All of the entries must be reproduced exactly, with no images carried over.

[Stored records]
*****
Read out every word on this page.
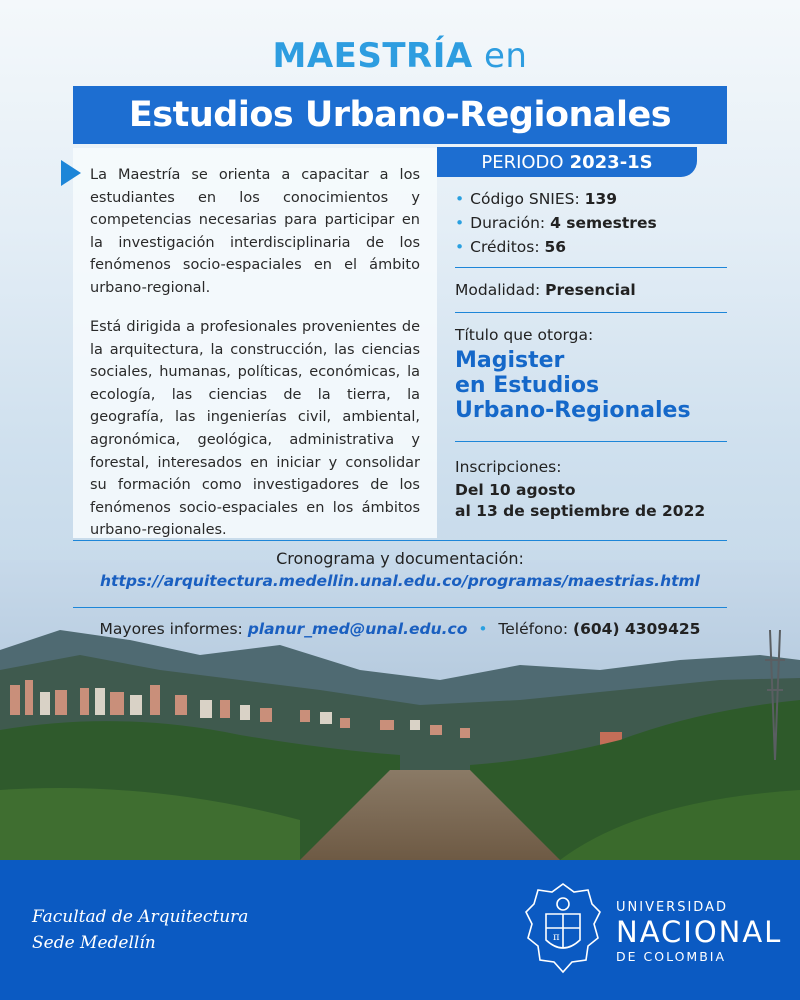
MAESTRÍA en
Estudios Urbano-Regionales
La Maestría se orienta a capacitar a los estudiantes en los conocimientos y competencias necesarias para participar en la investigación interdisciplinaria de los fenómenos socio-espaciales en el ámbito urbano-regional.
Está dirigida a profesionales provenientes de la arquitectura, la construcción, las ciencias sociales, humanas, políticas, económicas, la ecología, las ciencias de la tierra, la geografía, las ingenierías civil, ambiental, agronómica, geológica, administrativa y forestal, interesados en iniciar y consolidar su formación como investigadores de los fenómenos socio-espaciales en los ámbitos urbano-regionales.
PERIODO 2023-1S
• Código SNIES: 139
• Duración: 4 semestres
• Créditos: 56
Modalidad: Presencial
Título que otorga:
Magister
en Estudios
Urbano-Regionales
Inscripciones:
Del 10 agosto
al 13 de septiembre de 2022
Cronograma y documentación:
https://arquitectura.medellin.unal.edu.co/programas/maestrias.html
Mayores informes: planur_med@unal.edu.co • Teléfono: (604) 4309425
Facultad de Arquitectura
Sede Medellín	π
UNIVERSIDAD
NACIONAL
DE COLOMBIA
*****
** EXERCISE OUTPUT **
Read out every word on this page.
MAESTRÍA en
Estudios Urbano-Regionales
La Maestría se orienta a capacitar a los estudiantes en los conocimientos y competencias necesarias para participar en la investigación interdisciplinaria de los fenómenos socio-espaciales en el ámbito urbano-regional.
Está dirigida a profesionales provenientes de la arquitectura, la construcción, las ciencias sociales, humanas, políticas, económicas, la ecología, las ciencias de la tierra, la geografía, las ingenierías civil, ambiental, agronómica, geológica, administrativa y forestal, interesados en iniciar y consolidar su formación como investigadores de los fenómenos socio-espaciales en los ámbitos urbano-regionales.
PERIODO 2023-1S
• Código SNIES: 139
• Duración: 4 semestres
• Créditos: 56
Modalidad: Presencial
Título que otorga:
Magister
en Estudios
Urbano-Regionales
Inscripciones:
Del 10 agosto
al 13 de septiembre de 2022
Cronograma y documentación:
https://arquitectura.medellin.unal.edu.co/programas/maestrias.html
Mayores informes: planur_med@unal.edu.co • Teléfono: (604) 4309425
Facultad de Arquitectura
Sede Medellín	π
UNIVERSIDAD
NACIONAL
DE COLOMBIA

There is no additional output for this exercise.